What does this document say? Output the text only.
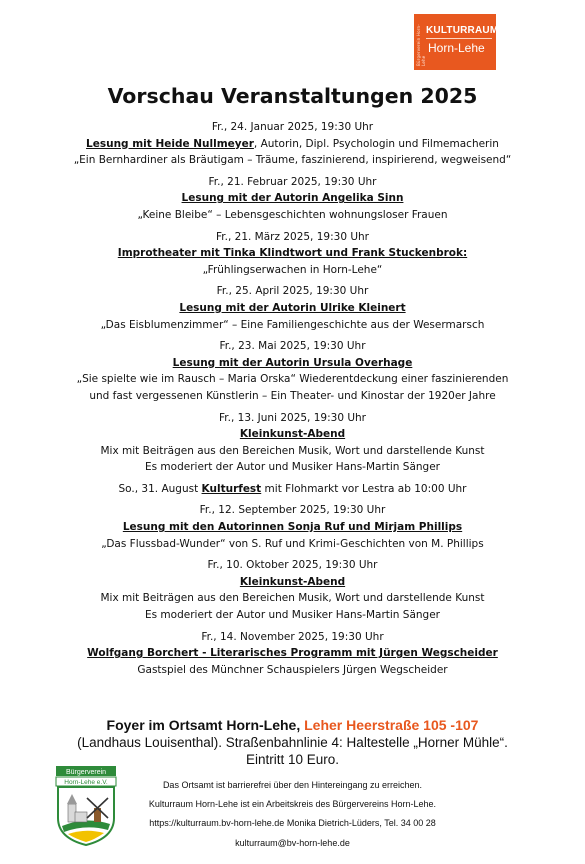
Bürgerverein Horn-Lehe
KULTURRAUM
Horn-Lehe
Vorschau Veranstaltungen 2025
Fr., 24. Januar 2025, 19:30 Uhr
Lesung mit Heide Nullmeyer, Autorin, Dipl. Psychologin und Filmemacherin
„Ein Bernhardiner als Bräutigam – Träume, faszinierend, inspirierend, wegweisend“
Fr., 21. Februar 2025, 19:30 Uhr
Lesung mit der Autorin Angelika Sinn
„Keine Bleibe“ – Lebensgeschichten wohnungsloser Frauen
Fr., 21. März 2025, 19:30 Uhr
Improtheater mit Tinka Klindtwort und Frank Stuckenbrok:
„Frühlingserwachen in Horn-Lehe“
Fr., 25. April 2025, 19:30 Uhr
Lesung mit der Autorin Ulrike Kleinert
„Das Eisblumenzimmer“ – Eine Familiengeschichte aus der Wesermarsch
Fr., 23. Mai 2025, 19:30 Uhr
Lesung mit der Autorin Ursula Overhage
„Sie spielte wie im Rausch – Maria Orska“ Wiederentdeckung einer faszinierenden
und fast vergessenen Künstlerin – Ein Theater- und Kinostar der 1920er Jahre
Fr., 13. Juni 2025, 19:30 Uhr
Kleinkunst-Abend
Mix mit Beiträgen aus den Bereichen Musik, Wort und darstellende Kunst
Es moderiert der Autor und Musiker Hans-Martin Sänger
So., 31. August Kulturfest mit Flohmarkt vor Lestra ab 10:00 Uhr
Fr., 12. September 2025, 19:30 Uhr
Lesung mit den Autorinnen Sonja Ruf und Mirjam Phillips
„Das Flussbad-Wunder“ von S. Ruf und Krimi-Geschichten von M. Phillips
Fr., 10. Oktober 2025, 19:30 Uhr
Kleinkunst-Abend
Mix mit Beiträgen aus den Bereichen Musik, Wort und darstellende Kunst
Es moderiert der Autor und Musiker Hans-Martin Sänger
Fr., 14. November 2025, 19:30 Uhr
Wolfgang Borchert - Literarisches Programm mit Jürgen Wegscheider
Gastspiel des Münchner Schauspielers Jürgen Wegscheider
Foyer im Ortsamt Horn-Lehe, Leher Heerstraße 105 -107
(Landhaus Louisenthal). Straßenbahnlinie 4: Haltestelle „Horner Mühle“.
Eintritt 10 Euro.
Das Ortsamt ist barrierefrei über den Hintereingang zu erreichen.
Kulturraum Horn-Lehe ist ein Arbeitskreis des Bürgervereins Horn-Lehe.
https://kulturraum.bv-horn-lehe.de Monika Dietrich-Lüders, Tel. 34 00 28
kulturraum@bv-horn-lehe.de
Bürgerverein
Horn-Lehe e.V.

____________

- _Task details_
How many lines of the listing include the string "Wegscheider"? Answer with the number alone.

- _Output of the exercise_
2